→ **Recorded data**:
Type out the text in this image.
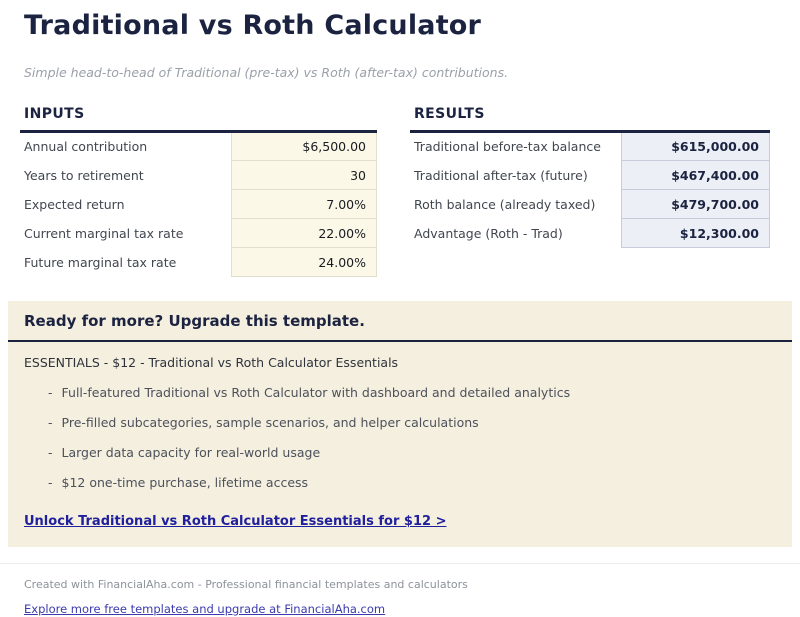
Traditional vs Roth Calculator
Simple head-to-head of Traditional (pre-tax) vs Roth (after-tax) contributions.
INPUTS
Annual contribution	$6,500.00
Years to retirement	30
Expected return	7.00%
Current marginal tax rate	22.00%
Future marginal tax rate	24.00%
RESULTS
Traditional before-tax balance	$615,000.00
Traditional after-tax (future)	$467,400.00
Roth balance (already taxed)	$479,700.00
Advantage (Roth - Trad)	$12,300.00
Ready for more? Upgrade this template.
ESSENTIALS - $12 - Traditional vs Roth Calculator Essentials
- Full-featured Traditional vs Roth Calculator with dashboard and detailed analytics
- Pre-filled subcategories, sample scenarios, and helper calculations
- Larger data capacity for real-world usage
- $12 one-time purchase, lifetime access
Unlock Traditional vs Roth Calculator Essentials for $12 >
Created with FinancialAha.com - Professional financial templates and calculators
Explore more free templates and upgrade at FinancialAha.com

→ **Exercise directions**: In your copy, repeat each record exactly and include no pictures.

→ **Solution for this problem**:
Type out the text in this image.
Traditional vs Roth Calculator
Simple head-to-head of Traditional (pre-tax) vs Roth (after-tax) contributions.
INPUTS
Annual contribution	$6,500.00
Years to retirement	30
Expected return	7.00%
Current marginal tax rate	22.00%
Future marginal tax rate	24.00%
RESULTS
Traditional before-tax balance	$615,000.00
Traditional after-tax (future)	$467,400.00
Roth balance (already taxed)	$479,700.00
Advantage (Roth - Trad)	$12,300.00
Ready for more? Upgrade this template.
ESSENTIALS - $12 - Traditional vs Roth Calculator Essentials
- Full-featured Traditional vs Roth Calculator with dashboard and detailed analytics
- Pre-filled subcategories, sample scenarios, and helper calculations
- Larger data capacity for real-world usage
- $12 one-time purchase, lifetime access
Unlock Traditional vs Roth Calculator Essentials for $12 >
Created with FinancialAha.com - Professional financial templates and calculators
Explore more free templates and upgrade at FinancialAha.com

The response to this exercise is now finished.